*Short exercise*. From the entries below, copy every line that holds the word "right".

*Records shown*.
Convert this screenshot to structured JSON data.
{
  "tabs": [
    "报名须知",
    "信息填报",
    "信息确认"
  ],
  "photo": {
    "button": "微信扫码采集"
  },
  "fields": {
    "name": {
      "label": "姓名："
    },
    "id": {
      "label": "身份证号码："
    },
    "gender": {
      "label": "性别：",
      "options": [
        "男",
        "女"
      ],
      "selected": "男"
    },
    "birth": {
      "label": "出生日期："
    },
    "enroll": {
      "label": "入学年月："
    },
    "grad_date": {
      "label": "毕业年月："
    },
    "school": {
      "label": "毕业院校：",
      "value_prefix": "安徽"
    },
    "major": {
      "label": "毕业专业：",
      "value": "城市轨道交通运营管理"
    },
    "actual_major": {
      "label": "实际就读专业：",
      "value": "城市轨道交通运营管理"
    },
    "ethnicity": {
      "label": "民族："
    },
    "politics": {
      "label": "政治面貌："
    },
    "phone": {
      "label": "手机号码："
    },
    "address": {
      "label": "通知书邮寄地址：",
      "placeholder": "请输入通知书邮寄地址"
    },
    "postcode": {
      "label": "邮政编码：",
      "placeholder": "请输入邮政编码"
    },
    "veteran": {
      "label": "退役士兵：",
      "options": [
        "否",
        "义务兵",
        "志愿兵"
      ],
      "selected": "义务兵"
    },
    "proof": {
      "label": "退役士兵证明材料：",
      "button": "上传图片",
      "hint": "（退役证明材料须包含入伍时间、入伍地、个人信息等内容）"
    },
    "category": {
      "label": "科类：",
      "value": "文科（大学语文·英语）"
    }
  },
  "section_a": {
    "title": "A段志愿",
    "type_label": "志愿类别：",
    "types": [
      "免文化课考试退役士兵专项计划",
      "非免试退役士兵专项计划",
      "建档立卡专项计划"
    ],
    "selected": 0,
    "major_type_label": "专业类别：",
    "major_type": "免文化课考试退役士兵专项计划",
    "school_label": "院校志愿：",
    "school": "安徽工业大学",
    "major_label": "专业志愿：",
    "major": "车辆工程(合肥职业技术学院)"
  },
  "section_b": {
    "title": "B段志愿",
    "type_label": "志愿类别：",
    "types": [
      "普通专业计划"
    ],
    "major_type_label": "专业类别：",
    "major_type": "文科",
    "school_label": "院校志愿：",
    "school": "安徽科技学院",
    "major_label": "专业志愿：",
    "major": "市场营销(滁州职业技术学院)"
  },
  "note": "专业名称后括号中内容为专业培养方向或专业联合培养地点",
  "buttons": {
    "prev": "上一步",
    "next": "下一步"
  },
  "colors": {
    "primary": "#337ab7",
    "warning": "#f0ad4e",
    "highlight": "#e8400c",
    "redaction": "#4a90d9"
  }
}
--
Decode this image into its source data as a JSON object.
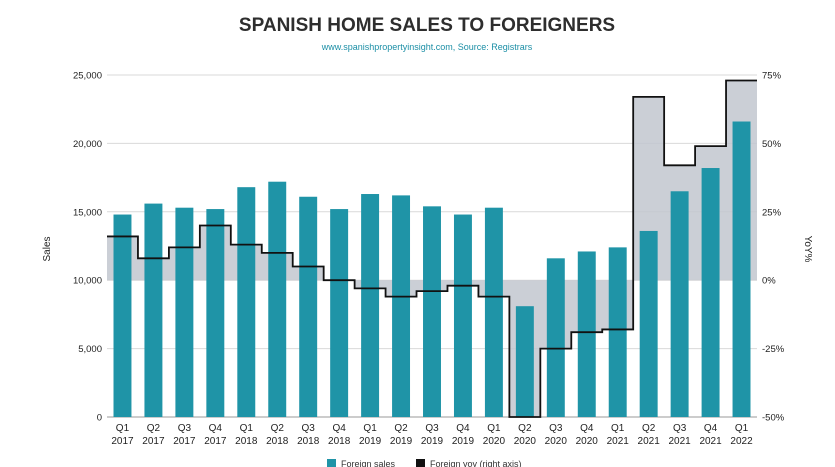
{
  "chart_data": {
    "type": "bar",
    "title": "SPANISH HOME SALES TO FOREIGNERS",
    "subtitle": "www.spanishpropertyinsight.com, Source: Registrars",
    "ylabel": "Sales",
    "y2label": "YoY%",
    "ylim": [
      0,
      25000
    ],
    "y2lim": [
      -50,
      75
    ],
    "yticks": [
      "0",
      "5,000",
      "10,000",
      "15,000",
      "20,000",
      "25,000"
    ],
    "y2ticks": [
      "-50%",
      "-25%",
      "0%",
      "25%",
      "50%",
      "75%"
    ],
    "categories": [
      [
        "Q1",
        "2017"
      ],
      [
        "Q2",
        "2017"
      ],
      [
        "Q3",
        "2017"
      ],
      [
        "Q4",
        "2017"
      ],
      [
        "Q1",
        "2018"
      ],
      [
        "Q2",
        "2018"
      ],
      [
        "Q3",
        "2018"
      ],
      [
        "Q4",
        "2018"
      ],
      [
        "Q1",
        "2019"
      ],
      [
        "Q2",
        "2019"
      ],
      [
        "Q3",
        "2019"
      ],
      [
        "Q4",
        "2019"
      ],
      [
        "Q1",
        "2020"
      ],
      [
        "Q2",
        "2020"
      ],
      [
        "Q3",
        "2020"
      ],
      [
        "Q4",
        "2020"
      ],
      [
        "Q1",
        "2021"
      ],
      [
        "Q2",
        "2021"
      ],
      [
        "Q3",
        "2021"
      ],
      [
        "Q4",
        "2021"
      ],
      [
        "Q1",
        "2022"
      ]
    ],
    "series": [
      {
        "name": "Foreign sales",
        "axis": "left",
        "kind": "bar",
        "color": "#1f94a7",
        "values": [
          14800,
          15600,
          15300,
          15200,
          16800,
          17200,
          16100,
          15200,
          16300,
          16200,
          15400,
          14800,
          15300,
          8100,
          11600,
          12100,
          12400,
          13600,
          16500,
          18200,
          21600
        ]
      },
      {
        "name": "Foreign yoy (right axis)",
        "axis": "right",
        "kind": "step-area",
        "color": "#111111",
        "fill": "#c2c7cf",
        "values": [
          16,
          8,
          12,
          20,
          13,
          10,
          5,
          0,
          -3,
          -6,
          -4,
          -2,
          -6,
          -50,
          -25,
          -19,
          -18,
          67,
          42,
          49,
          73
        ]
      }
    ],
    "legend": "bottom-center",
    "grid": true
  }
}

*Solution to the problem*.
        "name": "Foreign yoy (right axis)",
        "axis": "right",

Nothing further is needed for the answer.